** RECORD LIST **
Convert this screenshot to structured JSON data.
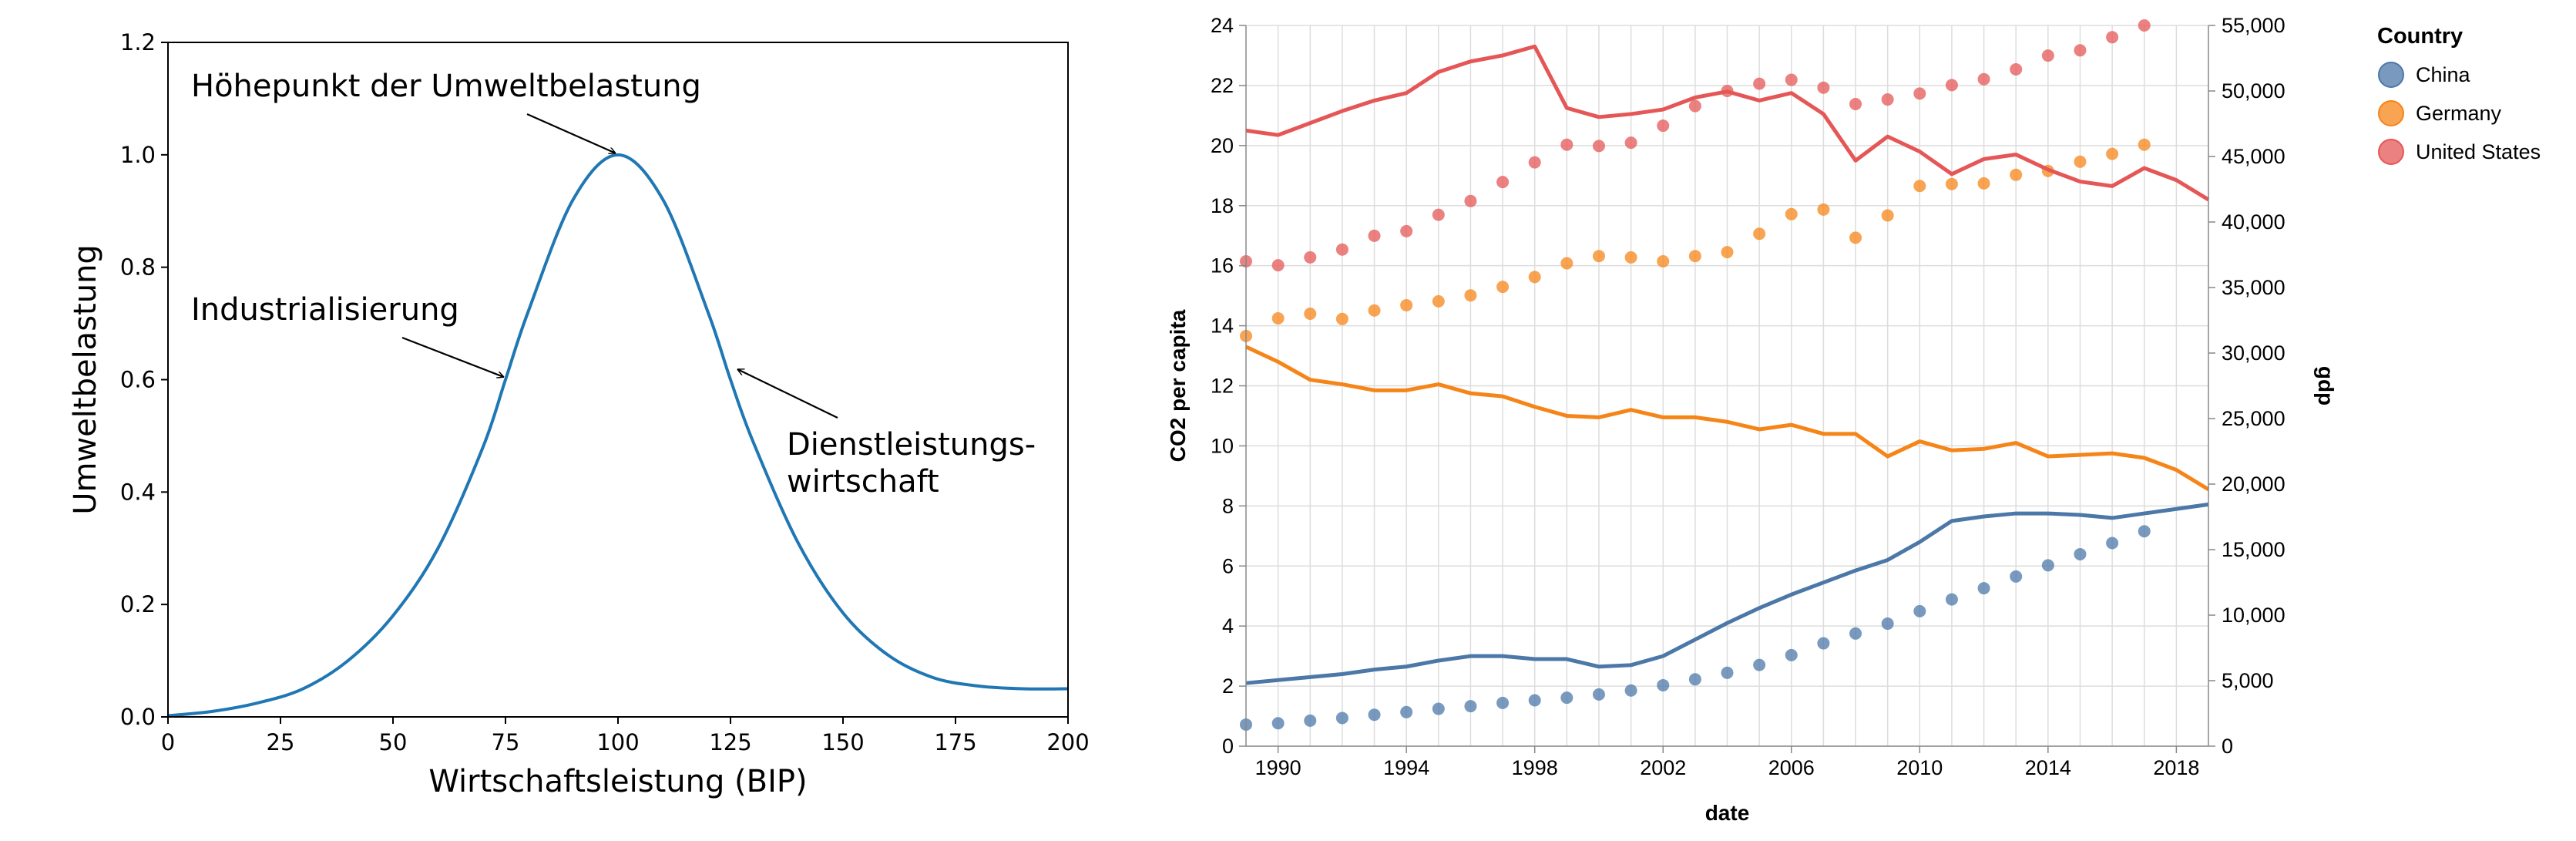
{
  "chart_data": [
    {
      "type": "line",
      "title": "",
      "xlabel": "Wirtschaftsleistung (BIP)",
      "ylabel": "Umweltbelastung",
      "xlim": [
        0,
        200
      ],
      "ylim": [
        0,
        1.2
      ],
      "x_ticks": [
        "0",
        "25",
        "50",
        "75",
        "100",
        "125",
        "150",
        "175",
        "200"
      ],
      "y_ticks": [
        "0.0",
        "0.2",
        "0.4",
        "0.6",
        "0.8",
        "1.0",
        "1.2"
      ],
      "grid": false,
      "series": [
        {
          "color": "#1f77b4",
          "x": [
            0,
            10,
            20,
            30,
            40,
            50,
            60,
            70,
            75,
            80,
            90,
            100,
            110,
            120,
            125,
            130,
            140,
            150,
            160,
            170,
            180,
            190,
            200
          ],
          "values": [
            0.002,
            0.01,
            0.025,
            0.05,
            0.1,
            0.18,
            0.3,
            0.48,
            0.6,
            0.72,
            0.92,
            1.0,
            0.92,
            0.72,
            0.6,
            0.49,
            0.31,
            0.185,
            0.11,
            0.07,
            0.055,
            0.05,
            0.05
          ]
        }
      ],
      "annotations": [
        {
          "text": "Höhepunkt der Umweltbelastung",
          "x": 100,
          "y": 1.0
        },
        {
          "text": "Industrialisierung",
          "x": 75,
          "y": 0.61
        },
        {
          "text": "Dienstleistungs-\nwirtschaft",
          "x": 126,
          "y": 0.62
        }
      ]
    },
    {
      "type": "line",
      "title": "",
      "xlabel": "date",
      "ylabel": "CO2 per capita",
      "y2label": "gdp",
      "xlim": [
        1989,
        2019
      ],
      "ylim": [
        0,
        24
      ],
      "y2lim": [
        0,
        55000
      ],
      "x_ticks": [
        "1990",
        "1994",
        "1998",
        "2002",
        "2006",
        "2010",
        "2014",
        "2018"
      ],
      "y_ticks": [
        "0",
        "2",
        "4",
        "6",
        "8",
        "10",
        "12",
        "14",
        "16",
        "18",
        "20",
        "22",
        "24"
      ],
      "y2_ticks": [
        "0",
        "5,000",
        "10,000",
        "15,000",
        "20,000",
        "25,000",
        "30,000",
        "35,000",
        "40,000",
        "45,000",
        "50,000",
        "55,000"
      ],
      "grid": true,
      "legend_title": "Country",
      "legend_position": "right",
      "years": [
        1989,
        1990,
        1991,
        1992,
        1993,
        1994,
        1995,
        1996,
        1997,
        1998,
        1999,
        2000,
        2001,
        2002,
        2003,
        2004,
        2005,
        2006,
        2007,
        2008,
        2009,
        2010,
        2011,
        2012,
        2013,
        2014,
        2015,
        2016,
        2017,
        2018,
        2019
      ],
      "series": [
        {
          "name": "China",
          "color": "#4c78a8",
          "co2": [
            2.1,
            2.2,
            2.3,
            2.4,
            2.55,
            2.65,
            2.85,
            3.0,
            3.0,
            2.9,
            2.9,
            2.65,
            2.7,
            3.0,
            3.55,
            4.1,
            4.6,
            5.05,
            5.45,
            5.85,
            6.2,
            6.8,
            7.5,
            7.65,
            7.75,
            7.75,
            7.7,
            7.6,
            7.75,
            7.9,
            8.05
          ],
          "gdp_years": [
            1989,
            1990,
            1991,
            1992,
            1993,
            1994,
            1995,
            1996,
            1997,
            1998,
            1999,
            2000,
            2001,
            2002,
            2003,
            2004,
            2005,
            2006,
            2007,
            2008,
            2009,
            2010,
            2011,
            2012,
            2013,
            2014,
            2015,
            2016,
            2017
          ],
          "gdp": [
            1650,
            1750,
            1950,
            2150,
            2400,
            2600,
            2850,
            3050,
            3300,
            3500,
            3700,
            3950,
            4250,
            4650,
            5100,
            5600,
            6200,
            6950,
            7850,
            8600,
            9350,
            10300,
            11200,
            12050,
            12950,
            13800,
            14650,
            15500,
            16400
          ]
        },
        {
          "name": "Germany",
          "color": "#f58518",
          "co2": [
            13.3,
            12.8,
            12.2,
            12.05,
            11.85,
            11.85,
            12.05,
            11.75,
            11.65,
            11.3,
            11.0,
            10.95,
            11.2,
            10.95,
            10.95,
            10.8,
            10.55,
            10.7,
            10.4,
            10.4,
            9.65,
            10.15,
            9.85,
            9.9,
            10.1,
            9.65,
            9.7,
            9.75,
            9.6,
            9.2,
            8.55
          ],
          "gdp_years": [
            1989,
            1990,
            1991,
            1992,
            1993,
            1994,
            1995,
            1996,
            1997,
            1998,
            1999,
            2000,
            2001,
            2002,
            2003,
            2004,
            2005,
            2006,
            2007,
            2008,
            2009,
            2010,
            2011,
            2012,
            2013,
            2014,
            2015,
            2016,
            2017
          ],
          "gdp": [
            31300,
            32650,
            33000,
            32600,
            33250,
            33650,
            33950,
            34400,
            35050,
            35800,
            36850,
            37400,
            37300,
            37000,
            37400,
            37700,
            39100,
            40600,
            40950,
            38800,
            40500,
            42750,
            42900,
            42950,
            43600,
            43900,
            44600,
            45200,
            45900
          ]
        },
        {
          "name": "United States",
          "color": "#e45756",
          "co2": [
            20.5,
            20.35,
            20.75,
            21.15,
            21.5,
            21.75,
            22.45,
            22.8,
            23.0,
            23.3,
            21.25,
            20.95,
            21.05,
            21.2,
            21.6,
            21.8,
            21.5,
            21.75,
            21.05,
            19.5,
            20.3,
            19.8,
            19.05,
            19.55,
            19.7,
            19.2,
            18.8,
            18.65,
            19.25,
            18.85,
            18.2
          ],
          "gdp_years": [
            1989,
            1990,
            1991,
            1992,
            1993,
            1994,
            1995,
            1996,
            1997,
            1998,
            1999,
            2000,
            2001,
            2002,
            2003,
            2004,
            2005,
            2006,
            2007,
            2008,
            2009,
            2010,
            2011,
            2012,
            2013,
            2014,
            2015,
            2016,
            2017
          ],
          "gdp": [
            37000,
            36700,
            37300,
            37900,
            38950,
            39300,
            40550,
            41600,
            43050,
            44550,
            45900,
            45800,
            46050,
            47350,
            48850,
            50000,
            50550,
            50850,
            50250,
            49000,
            49350,
            49800,
            50450,
            50900,
            51650,
            52700,
            53100,
            54100,
            55000
          ]
        }
      ]
    }
  ]
}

** EXERCISE **
Go through the records above, find every line with the word "xlabel", and list those lines.

** ANSWER TO THIS TASK **
      "xlabel": "Wirtschaftsleistung (BIP)",
      "xlabel": "date",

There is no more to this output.